PAGE EXCERPT ▸
┌────────

MR and SGK1 expression and aldosterone synthesis enzyme expression in kidneys from HFD-fed mice. (a) The protein in the nuclear fraction representing the MR was increased in HFD, suggesting that MR was enhanced with obesity. (b) HFD-fed mice showed increases in renal expressions of SGK1, which was attenuated by eplerenone. Data were expressed as the ratio of mRNA level of SGK1 to that of β-actin in arbitrary units (a.u.), relative to controls assigned as a value of 1. (c, left) Serum aldosterone levels did not differ between mice on LFD and those on HFD. (c, right) Tissue aldosterone in the kidneys was markedly increased. (d) HFD-fed mice showed increases in renal expressions of 3β-HSD, when compared with mice on LFD. Other aldosterone-synthesizing enzyme CYP21 hydroxylase (e), CYP11B1 (f) or B2 (g) was unchanged in mice on HFD. Data were expressed as the ratio of mRNA levels of 3β-HSD (d), CYP21 hydroxylase (e), CYP11B1 (f) and CYP11B2 (g) to that of β-actin in arbitrary units (a.u.), relative to controls assigned as a value of 1. Data were expressed as mean±s.e.m. ^*P<0.05, ^**P<0.01 vs mice on LFD; ^†P<0.05 vs untreated mice on HFD.

└────────

WORK REQUEST ▸ How does this sentence from the figure legend on kidney findings in HFD-fed mice read in Spanish: "(c, left) Serum aldosterone levels did not differ between mice on LFD and those on HFD."?

Bounding box prediction data ▸
┌────────

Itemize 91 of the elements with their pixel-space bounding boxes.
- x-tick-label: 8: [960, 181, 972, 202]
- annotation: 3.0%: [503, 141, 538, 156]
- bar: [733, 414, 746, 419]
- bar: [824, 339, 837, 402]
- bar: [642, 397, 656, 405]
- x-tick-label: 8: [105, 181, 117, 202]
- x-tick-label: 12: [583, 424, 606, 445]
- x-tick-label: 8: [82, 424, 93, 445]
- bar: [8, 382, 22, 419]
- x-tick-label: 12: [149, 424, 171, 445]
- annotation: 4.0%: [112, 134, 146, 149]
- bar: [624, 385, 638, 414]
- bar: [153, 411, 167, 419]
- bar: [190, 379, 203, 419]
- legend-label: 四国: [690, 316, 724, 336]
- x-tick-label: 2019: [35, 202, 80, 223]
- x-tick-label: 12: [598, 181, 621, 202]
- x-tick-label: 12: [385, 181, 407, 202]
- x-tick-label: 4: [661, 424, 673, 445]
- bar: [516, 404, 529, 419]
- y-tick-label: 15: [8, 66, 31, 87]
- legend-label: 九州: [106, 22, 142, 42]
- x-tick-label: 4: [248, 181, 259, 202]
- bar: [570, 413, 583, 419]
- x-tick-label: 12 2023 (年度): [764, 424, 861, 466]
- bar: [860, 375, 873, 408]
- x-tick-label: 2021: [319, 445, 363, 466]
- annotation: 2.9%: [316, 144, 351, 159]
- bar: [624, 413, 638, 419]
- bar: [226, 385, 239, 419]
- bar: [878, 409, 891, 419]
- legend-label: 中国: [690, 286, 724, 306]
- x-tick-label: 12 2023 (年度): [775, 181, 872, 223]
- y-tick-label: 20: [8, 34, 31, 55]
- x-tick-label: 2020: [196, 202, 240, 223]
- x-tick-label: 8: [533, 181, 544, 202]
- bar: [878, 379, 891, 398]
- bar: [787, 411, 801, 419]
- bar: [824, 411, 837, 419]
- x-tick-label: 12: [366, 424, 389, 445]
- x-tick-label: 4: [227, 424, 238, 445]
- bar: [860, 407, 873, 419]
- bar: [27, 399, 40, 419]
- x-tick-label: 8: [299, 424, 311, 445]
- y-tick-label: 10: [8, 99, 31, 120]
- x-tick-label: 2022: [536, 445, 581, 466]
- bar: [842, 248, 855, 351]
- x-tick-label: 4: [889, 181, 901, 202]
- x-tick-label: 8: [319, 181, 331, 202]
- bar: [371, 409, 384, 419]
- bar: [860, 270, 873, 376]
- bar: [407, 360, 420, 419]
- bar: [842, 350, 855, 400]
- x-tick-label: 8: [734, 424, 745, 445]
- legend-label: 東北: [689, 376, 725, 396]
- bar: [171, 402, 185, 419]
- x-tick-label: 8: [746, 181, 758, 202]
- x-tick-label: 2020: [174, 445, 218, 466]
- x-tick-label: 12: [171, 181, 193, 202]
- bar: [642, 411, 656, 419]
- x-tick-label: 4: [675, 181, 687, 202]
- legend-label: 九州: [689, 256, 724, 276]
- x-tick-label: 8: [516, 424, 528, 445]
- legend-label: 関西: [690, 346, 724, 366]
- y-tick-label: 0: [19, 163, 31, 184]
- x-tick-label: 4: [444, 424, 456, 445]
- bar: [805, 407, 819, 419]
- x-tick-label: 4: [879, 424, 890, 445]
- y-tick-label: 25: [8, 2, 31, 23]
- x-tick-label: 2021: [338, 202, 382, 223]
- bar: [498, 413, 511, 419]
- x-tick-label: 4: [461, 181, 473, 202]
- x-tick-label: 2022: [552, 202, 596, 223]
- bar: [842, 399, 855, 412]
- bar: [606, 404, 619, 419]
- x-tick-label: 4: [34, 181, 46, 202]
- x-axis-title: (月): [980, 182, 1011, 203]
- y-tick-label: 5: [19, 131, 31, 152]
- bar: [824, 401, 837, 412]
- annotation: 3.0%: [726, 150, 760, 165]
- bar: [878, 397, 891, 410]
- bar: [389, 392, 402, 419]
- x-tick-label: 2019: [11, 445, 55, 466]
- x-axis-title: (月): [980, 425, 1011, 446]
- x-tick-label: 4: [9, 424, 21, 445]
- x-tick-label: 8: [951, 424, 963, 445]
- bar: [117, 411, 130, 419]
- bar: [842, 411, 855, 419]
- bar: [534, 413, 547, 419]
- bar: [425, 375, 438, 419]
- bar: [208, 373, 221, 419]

└────────

EXPECTED ANSWER ▸ (c, izquierda) Los niveles séricos de aldosterona no difirieron entre los ratones con LFD y los ratones con HFD.